### TASK DETAILS
Produce an exact copy of all the data below, dropping every image.

(Extracted data entries)
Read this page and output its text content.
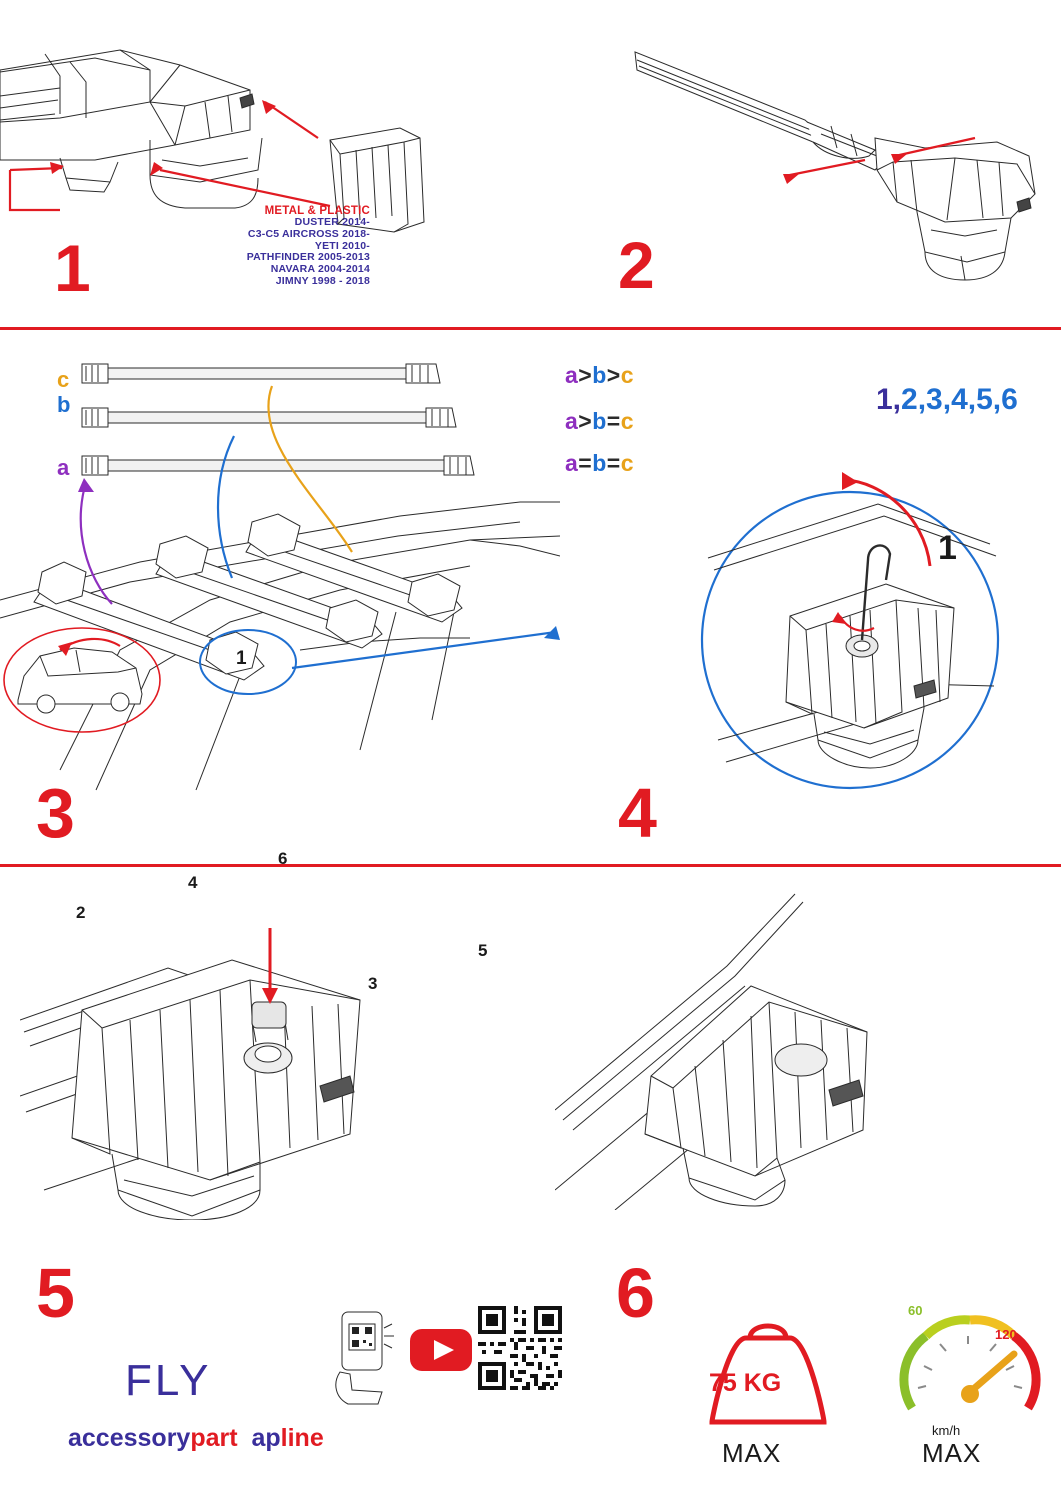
METAL & PLASTIC
DUSTER 2014-
C3-C5 AIRCROSS 2018-
YETI 2010-
PATHFINDER 2005-2013
NAVARA 2004-2014
JIMNY 1998 - 2018
1	2
c
b
a
2
4
6
3
5
1
a>b>c
a>b=c
a=b=c
3
1,2,3,4,5,6
1
4
FLY
accessorypart apline
5
75 KG
MAX
60
120
km/h
MAX
6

### SOLVED EXERCISE
Read this page and output its text content.
METAL & PLASTIC
DUSTER 2014-
C3-C5 AIRCROSS 2018-
YETI 2010-
PATHFINDER 2005-2013
NAVARA 2004-2014
JIMNY 1998 - 2018
1	2
c
b
a
2
4
6
3
5
1
a>b>c
a>b=c
a=b=c
3
1,2,3,4,5,6
1
4
FLY
accessorypart apline
5
75 KG
MAX
60
120
km/h
MAX
6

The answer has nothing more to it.